Data excerpts
[BEGIN]

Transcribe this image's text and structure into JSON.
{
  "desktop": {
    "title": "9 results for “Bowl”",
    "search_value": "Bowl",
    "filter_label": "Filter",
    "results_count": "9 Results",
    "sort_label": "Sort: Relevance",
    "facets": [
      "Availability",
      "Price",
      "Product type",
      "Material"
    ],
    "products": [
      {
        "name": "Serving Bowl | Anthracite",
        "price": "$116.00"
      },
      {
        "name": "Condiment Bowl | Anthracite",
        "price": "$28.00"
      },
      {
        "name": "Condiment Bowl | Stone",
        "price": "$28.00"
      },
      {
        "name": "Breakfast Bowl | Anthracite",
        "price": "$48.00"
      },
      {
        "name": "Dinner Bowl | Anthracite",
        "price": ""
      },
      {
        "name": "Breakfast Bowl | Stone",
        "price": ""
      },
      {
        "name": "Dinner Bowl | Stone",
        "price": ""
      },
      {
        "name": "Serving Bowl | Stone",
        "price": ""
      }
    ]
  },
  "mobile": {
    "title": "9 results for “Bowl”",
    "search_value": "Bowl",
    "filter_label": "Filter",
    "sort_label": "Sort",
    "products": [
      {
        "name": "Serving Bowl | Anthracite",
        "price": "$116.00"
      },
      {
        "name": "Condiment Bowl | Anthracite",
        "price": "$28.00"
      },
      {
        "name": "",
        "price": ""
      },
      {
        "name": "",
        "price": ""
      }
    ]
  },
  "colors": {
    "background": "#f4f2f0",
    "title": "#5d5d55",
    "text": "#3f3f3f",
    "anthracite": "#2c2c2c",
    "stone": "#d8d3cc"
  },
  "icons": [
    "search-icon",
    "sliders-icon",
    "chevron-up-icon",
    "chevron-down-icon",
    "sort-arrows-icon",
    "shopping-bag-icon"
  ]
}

[END]

Short exercise
Find the lines with the string "text" and reproduce them.

Right answer
Transcribe this image's text and structure into JSON.
    "text": "#3f3f3f",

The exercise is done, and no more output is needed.